— start SUPPLIED RECORDS —

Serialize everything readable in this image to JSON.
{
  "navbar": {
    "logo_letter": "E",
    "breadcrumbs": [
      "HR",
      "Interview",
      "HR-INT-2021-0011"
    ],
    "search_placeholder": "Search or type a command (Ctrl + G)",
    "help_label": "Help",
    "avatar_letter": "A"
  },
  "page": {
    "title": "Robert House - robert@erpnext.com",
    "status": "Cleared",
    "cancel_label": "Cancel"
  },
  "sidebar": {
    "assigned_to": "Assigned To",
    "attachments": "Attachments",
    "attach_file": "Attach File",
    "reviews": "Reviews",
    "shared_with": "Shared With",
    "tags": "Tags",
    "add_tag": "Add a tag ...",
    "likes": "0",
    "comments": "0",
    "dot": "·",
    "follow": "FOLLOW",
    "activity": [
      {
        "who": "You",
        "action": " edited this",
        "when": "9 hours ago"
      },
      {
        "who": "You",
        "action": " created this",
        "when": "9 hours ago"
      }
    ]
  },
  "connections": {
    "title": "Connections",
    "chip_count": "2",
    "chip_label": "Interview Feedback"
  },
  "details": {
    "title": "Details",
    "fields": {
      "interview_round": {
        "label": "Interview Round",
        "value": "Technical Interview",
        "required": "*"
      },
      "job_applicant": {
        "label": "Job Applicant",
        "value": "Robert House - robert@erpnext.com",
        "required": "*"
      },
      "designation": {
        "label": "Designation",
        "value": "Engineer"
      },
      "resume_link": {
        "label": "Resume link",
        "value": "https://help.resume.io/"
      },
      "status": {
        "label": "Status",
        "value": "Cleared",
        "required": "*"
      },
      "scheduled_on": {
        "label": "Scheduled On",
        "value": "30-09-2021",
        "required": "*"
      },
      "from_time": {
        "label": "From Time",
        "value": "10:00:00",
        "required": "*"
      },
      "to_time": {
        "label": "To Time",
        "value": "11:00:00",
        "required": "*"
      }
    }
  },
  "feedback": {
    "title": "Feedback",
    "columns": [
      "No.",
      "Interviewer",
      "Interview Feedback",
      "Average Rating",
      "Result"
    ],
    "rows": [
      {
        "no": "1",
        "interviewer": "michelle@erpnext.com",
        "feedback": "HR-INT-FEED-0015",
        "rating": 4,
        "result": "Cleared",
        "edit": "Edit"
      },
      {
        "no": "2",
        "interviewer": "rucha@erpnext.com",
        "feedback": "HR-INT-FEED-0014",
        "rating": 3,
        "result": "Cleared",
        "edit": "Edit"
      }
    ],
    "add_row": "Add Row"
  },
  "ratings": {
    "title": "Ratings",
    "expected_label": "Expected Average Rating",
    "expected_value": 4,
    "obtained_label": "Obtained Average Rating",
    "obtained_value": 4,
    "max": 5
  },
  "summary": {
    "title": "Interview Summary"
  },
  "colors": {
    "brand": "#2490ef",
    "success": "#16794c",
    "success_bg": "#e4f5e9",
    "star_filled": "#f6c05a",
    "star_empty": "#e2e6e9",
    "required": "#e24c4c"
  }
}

— end SUPPLIED RECORDS —

* [INSTRUCTIONS TO FOLLOW]: Establish how many lines of the material above hold the word "Robert". Nothing but the count should be returned.

* [THE REPLY]: 2